> RECORDS
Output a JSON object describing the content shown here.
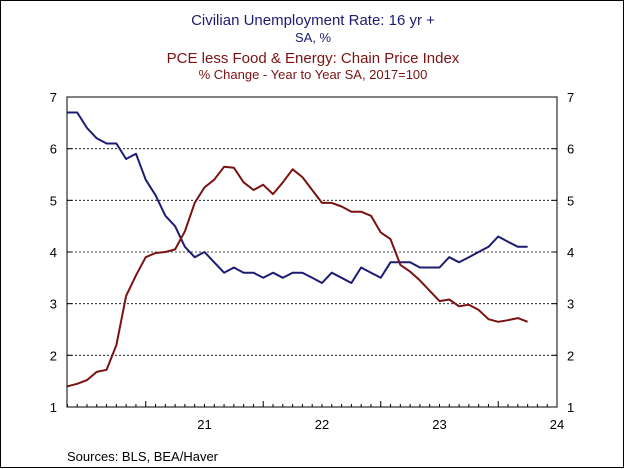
{
  "chart_data": {
    "type": "line",
    "titles": [
      {
        "text": "Civilian Unemployment Rate: 16 yr +",
        "color": "#1c1c72"
      },
      {
        "text": "SA, %",
        "color": "#1c1c72"
      },
      {
        "text": "PCE less Food & Energy: Chain Price Index",
        "color": "#7a1212"
      },
      {
        "text": "% Change - Year to Year   SA, 2017=100",
        "color": "#7a1212"
      }
    ],
    "ylim": [
      1,
      7
    ],
    "y_ticks": [
      1,
      2,
      3,
      4,
      5,
      6,
      7
    ],
    "y_tick_labels": [
      "1",
      "2",
      "3",
      "4",
      "5",
      "6",
      "7"
    ],
    "x_tick_labels": [
      "21",
      "22",
      "23",
      "24"
    ],
    "x_tick_positions": [
      2021,
      2022,
      2023,
      2024
    ],
    "grid": "horizontal",
    "x_range": [
      2020.33,
      2024.5
    ],
    "series": [
      {
        "color": "#1c1c72",
        "points": [
          [
            2020.333,
            6.7
          ],
          [
            2020.417,
            6.7
          ],
          [
            2020.5,
            6.4
          ],
          [
            2020.583,
            6.2
          ],
          [
            2020.667,
            6.1
          ],
          [
            2020.75,
            6.1
          ],
          [
            2020.833,
            5.8
          ],
          [
            2020.917,
            5.9
          ],
          [
            2021.0,
            5.4
          ],
          [
            2021.083,
            5.1
          ],
          [
            2021.167,
            4.7
          ],
          [
            2021.25,
            4.5
          ],
          [
            2021.333,
            4.1
          ],
          [
            2021.417,
            3.9
          ],
          [
            2021.5,
            4.0
          ],
          [
            2021.583,
            3.8
          ],
          [
            2021.667,
            3.6
          ],
          [
            2021.75,
            3.7
          ],
          [
            2021.833,
            3.6
          ],
          [
            2021.917,
            3.6
          ],
          [
            2022.0,
            3.5
          ],
          [
            2022.083,
            3.6
          ],
          [
            2022.167,
            3.5
          ],
          [
            2022.25,
            3.6
          ],
          [
            2022.333,
            3.6
          ],
          [
            2022.417,
            3.5
          ],
          [
            2022.5,
            3.4
          ],
          [
            2022.583,
            3.6
          ],
          [
            2022.667,
            3.5
          ],
          [
            2022.75,
            3.4
          ],
          [
            2022.833,
            3.7
          ],
          [
            2022.917,
            3.6
          ],
          [
            2023.0,
            3.5
          ],
          [
            2023.083,
            3.8
          ],
          [
            2023.167,
            3.8
          ],
          [
            2023.25,
            3.8
          ],
          [
            2023.333,
            3.7
          ],
          [
            2023.417,
            3.7
          ],
          [
            2023.5,
            3.7
          ],
          [
            2023.583,
            3.9
          ],
          [
            2023.667,
            3.8
          ],
          [
            2023.75,
            3.9
          ],
          [
            2023.833,
            4.0
          ],
          [
            2023.917,
            4.1
          ],
          [
            2024.0,
            4.3
          ],
          [
            2024.083,
            4.2
          ],
          [
            2024.167,
            4.1
          ],
          [
            2024.25,
            4.1
          ]
        ]
      },
      {
        "color": "#7a1212",
        "points": [
          [
            2020.333,
            1.4
          ],
          [
            2020.417,
            1.45
          ],
          [
            2020.5,
            1.52
          ],
          [
            2020.583,
            1.68
          ],
          [
            2020.667,
            1.72
          ],
          [
            2020.75,
            2.2
          ],
          [
            2020.833,
            3.15
          ],
          [
            2020.917,
            3.55
          ],
          [
            2021.0,
            3.9
          ],
          [
            2021.083,
            3.98
          ],
          [
            2021.167,
            4.0
          ],
          [
            2021.25,
            4.05
          ],
          [
            2021.333,
            4.4
          ],
          [
            2021.417,
            4.95
          ],
          [
            2021.5,
            5.25
          ],
          [
            2021.583,
            5.4
          ],
          [
            2021.667,
            5.65
          ],
          [
            2021.75,
            5.63
          ],
          [
            2021.833,
            5.35
          ],
          [
            2021.917,
            5.2
          ],
          [
            2022.0,
            5.3
          ],
          [
            2022.083,
            5.12
          ],
          [
            2022.167,
            5.35
          ],
          [
            2022.25,
            5.6
          ],
          [
            2022.333,
            5.45
          ],
          [
            2022.417,
            5.2
          ],
          [
            2022.5,
            4.95
          ],
          [
            2022.583,
            4.95
          ],
          [
            2022.667,
            4.88
          ],
          [
            2022.75,
            4.78
          ],
          [
            2022.833,
            4.78
          ],
          [
            2022.917,
            4.7
          ],
          [
            2023.0,
            4.38
          ],
          [
            2023.083,
            4.25
          ],
          [
            2023.167,
            3.75
          ],
          [
            2023.25,
            3.62
          ],
          [
            2023.333,
            3.45
          ],
          [
            2023.417,
            3.25
          ],
          [
            2023.5,
            3.05
          ],
          [
            2023.583,
            3.08
          ],
          [
            2023.667,
            2.95
          ],
          [
            2023.75,
            2.98
          ],
          [
            2023.833,
            2.88
          ],
          [
            2023.917,
            2.7
          ],
          [
            2024.0,
            2.65
          ],
          [
            2024.083,
            2.68
          ],
          [
            2024.167,
            2.72
          ],
          [
            2024.25,
            2.65
          ]
        ]
      }
    ]
  },
  "footer": {
    "source": "Sources:  BLS, BEA/Haver"
  }
}
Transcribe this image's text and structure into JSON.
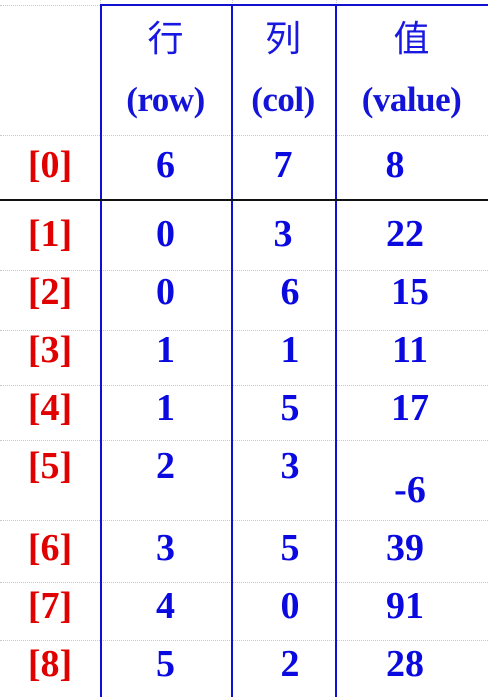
{
  "headers": {
    "row_cn": "行",
    "row_en": "(row)",
    "col_cn": "列",
    "col_en": "(col)",
    "value_cn": "值",
    "value_en": "(value)"
  },
  "rows": [
    {
      "index": "[0]",
      "row": "6",
      "col": "7",
      "value": "8"
    },
    {
      "index": "[1]",
      "row": "0",
      "col": "3",
      "value": "22"
    },
    {
      "index": "[2]",
      "row": "0",
      "col": "6",
      "value": "15"
    },
    {
      "index": "[3]",
      "row": "1",
      "col": "1",
      "value": "11"
    },
    {
      "index": "[4]",
      "row": "1",
      "col": "5",
      "value": "17"
    },
    {
      "index": "[5]",
      "row": "2",
      "col": "3",
      "value": "-6"
    },
    {
      "index": "[6]",
      "row": "3",
      "col": "5",
      "value": "39"
    },
    {
      "index": "[7]",
      "row": "4",
      "col": "0",
      "value": "91"
    },
    {
      "index": "[8]",
      "row": "5",
      "col": "2",
      "value": "28"
    }
  ],
  "colors": {
    "index": "#e00000",
    "values": "#0a0ae0",
    "header": "#1818e0",
    "rule_blue": "#1010d0"
  }
}
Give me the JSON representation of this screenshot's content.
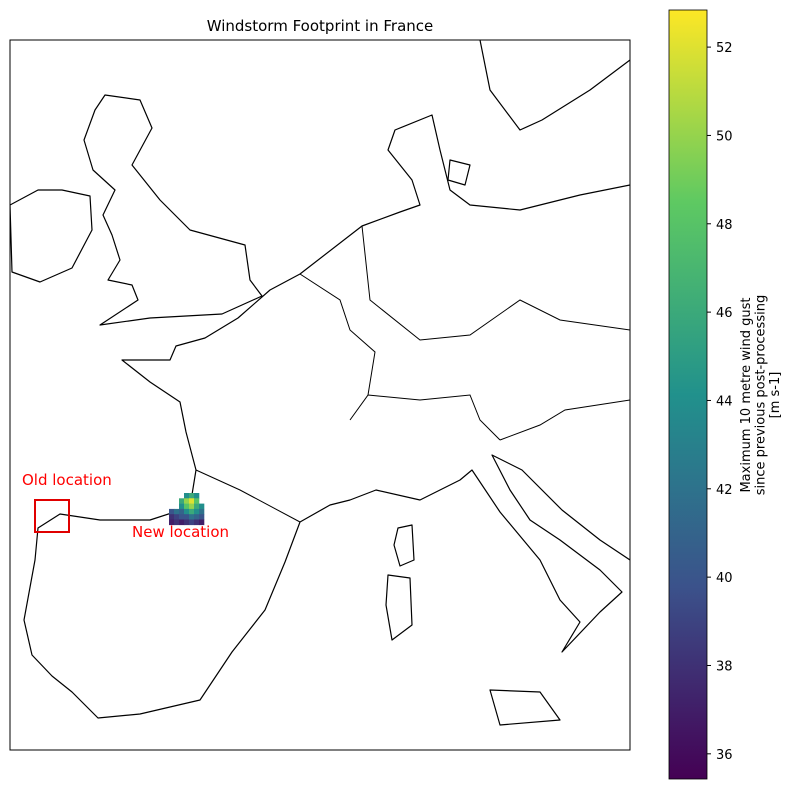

> SET PROBLEM
Reproduce the data above in full, exactly as it is, with the pictures left out.

> WRITTEN SOLUTION
Output a JSON object describing the content shown here.
{
  "chart_data": {
    "type": "line",
    "titles": [
      {
        "text": "Civilian Unemployment Rate: 16 yr +",
        "color": "#1c1c72"
      },
      {
        "text": "SA, %",
        "color": "#1c1c72"
      },
      {
        "text": "PCE less Food & Energy: Chain Price Index",
        "color": "#7a1212"
      },
      {
        "text": "% Change - Year to Year   SA, 2017=100",
        "color": "#7a1212"
      }
    ],
    "ylim": [
      1,
      7
    ],
    "y_ticks": [
      1,
      2,
      3,
      4,
      5,
      6,
      7
    ],
    "y_tick_labels": [
      "1",
      "2",
      "3",
      "4",
      "5",
      "6",
      "7"
    ],
    "x_tick_labels": [
      "21",
      "22",
      "23",
      "24"
    ],
    "x_tick_positions": [
      2021,
      2022,
      2023,
      2024
    ],
    "grid": "horizontal",
    "x_range": [
      2020.33,
      2024.5
    ],
    "series": [
      {
        "color": "#1c1c72",
        "points": [
          [
            2020.333,
            6.7
          ],
          [
            2020.417,
            6.7
          ],
          [
            2020.5,
            6.4
          ],
          [
            2020.583,
            6.2
          ],
          [
            2020.667,
            6.1
          ],
          [
            2020.75,
            6.1
          ],
          [
            2020.833,
            5.8
          ],
          [
            2020.917,
            5.9
          ],
          [
            2021.0,
            5.4
          ],
          [
            2021.083,
            5.1
          ],
          [
            2021.167,
            4.7
          ],
          [
            2021.25,
            4.5
          ],
          [
            2021.333,
            4.1
          ],
          [
            2021.417,
            3.9
          ],
          [
            2021.5,
            4.0
          ],
          [
            2021.583,
            3.8
          ],
          [
            2021.667,
            3.6
          ],
          [
            2021.75,
            3.7
          ],
          [
            2021.833,
            3.6
          ],
          [
            2021.917,
            3.6
          ],
          [
            2022.0,
            3.5
          ],
          [
            2022.083,
            3.6
          ],
          [
            2022.167,
            3.5
          ],
          [
            2022.25,
            3.6
          ],
          [
            2022.333,
            3.6
          ],
          [
            2022.417,
            3.5
          ],
          [
            2022.5,
            3.4
          ],
          [
            2022.583,
            3.6
          ],
          [
            2022.667,
            3.5
          ],
          [
            2022.75,
            3.4
          ],
          [
            2022.833,
            3.7
          ],
          [
            2022.917,
            3.6
          ],
          [
            2023.0,
            3.5
          ],
          [
            2023.083,
            3.8
          ],
          [
            2023.167,
            3.8
          ],
          [
            2023.25,
            3.8
          ],
          [
            2023.333,
            3.7
          ],
          [
            2023.417,
            3.7
          ],
          [
            2023.5,
            3.7
          ],
          [
            2023.583,
            3.9
          ],
          [
            2023.667,
            3.8
          ],
          [
            2023.75,
            3.9
          ],
          [
            2023.833,
            4.0
          ],
          [
            2023.917,
            4.1
          ],
          [
            2024.0,
            4.3
          ],
          [
            2024.083,
            4.2
          ],
          [
            2024.167,
            4.1
          ],
          [
            2024.25,
            4.1
          ]
        ]
      },
      {
        "color": "#7a1212",
        "points": [
          [
            2020.333,
            1.4
          ],
          [
            2020.417,
            1.45
          ],
          [
            2020.5,
            1.52
          ],
          [
            2020.583,
            1.68
          ],
          [
            2020.667,
            1.72
          ],
          [
            2020.75,
            2.2
          ],
          [
            2020.833,
            3.15
          ],
          [
            2020.917,
            3.55
          ],
          [
            2021.0,
            3.9
          ],
          [
            2021.083,
            3.98
          ],
          [
            2021.167,
            4.0
          ],
          [
            2021.25,
            4.05
          ],
          [
            2021.333,
            4.4
          ],
          [
            2021.417,
            4.95
          ],
          [
            2021.5,
            5.25
          ],
          [
            2021.583,
            5.4
          ],
          [
            2021.667,
            5.65
          ],
          [
            2021.75,
            5.63
          ],
          [
            2021.833,
            5.35
          ],
          [
            2021.917,
            5.2
          ],
          [
            2022.0,
            5.3
          ],
          [
            2022.083,
            5.12
          ],
          [
            2022.167,
            5.35
          ],
          [
            2022.25,
            5.6
          ],
          [
            2022.333,
            5.45
          ],
          [
            2022.417,
            5.2
          ],
          [
            2022.5,
            4.95
          ],
          [
            2022.583,
            4.95
          ],
          [
            2022.667,
            4.88
          ],
          [
            2022.75,
            4.78
          ],
          [
            2022.833,
            4.78
          ],
          [
            2022.917,
            4.7
          ],
          [
            2023.0,
            4.38
          ],
          [
            2023.083,
            4.25
          ],
          [
            2023.167,
            3.75
          ],
          [
            2023.25,
            3.62
          ],
          [
            2023.333,
            3.45
          ],
          [
            2023.417,
            3.25
          ],
          [
            2023.5,
            3.05
          ],
          [
            2023.583,
            3.08
          ],
          [
            2023.667,
            2.95
          ],
          [
            2023.75,
            2.98
          ],
          [
            2023.833,
            2.88
          ],
          [
            2023.917,
            2.7
          ],
          [
            2024.0,
            2.65
          ],
          [
            2024.083,
            2.68
          ],
          [
            2024.167,
            2.72
          ],
          [
            2024.25,
            2.65
          ]
        ]
      }
    ]
  },
  "footer": {
    "source": "Sources:  BLS, BEA/Haver"
  }
}
Transcribe this image's text and structure into JSON.
{
  "headers": {
    "row_cn": "行",
    "row_en": "(row)",
    "col_cn": "列",
    "col_en": "(col)",
    "value_cn": "值",
    "value_en": "(value)"
  },
  "rows": [
    {
      "index": "[0]",
      "row": "6",
      "col": "7",
      "value": "8"
    },
    {
      "index": "[1]",
      "row": "0",
      "col": "3",
      "value": "22"
    },
    {
      "index": "[2]",
      "row": "0",
      "col": "6",
      "value": "15"
    },
    {
      "index": "[3]",
      "row": "1",
      "col": "1",
      "value": "11"
    },
    {
      "index": "[4]",
      "row": "1",
      "col": "5",
      "value": "17"
    },
    {
      "index": "[5]",
      "row": "2",
      "col": "3",
      "value": "-6"
    },
    {
      "index": "[6]",
      "row": "3",
      "col": "5",
      "value": "39"
    },
    {
      "index": "[7]",
      "row": "4",
      "col": "0",
      "value": "91"
    },
    {
      "index": "[8]",
      "row": "5",
      "col": "2",
      "value": "28"
    }
  ],
  "colors": {
    "index": "#e00000",
    "values": "#0a0ae0",
    "header": "#1818e0",
    "rule_blue": "#1010d0"
  }
}
Give me the JSON representation of this screenshot's content.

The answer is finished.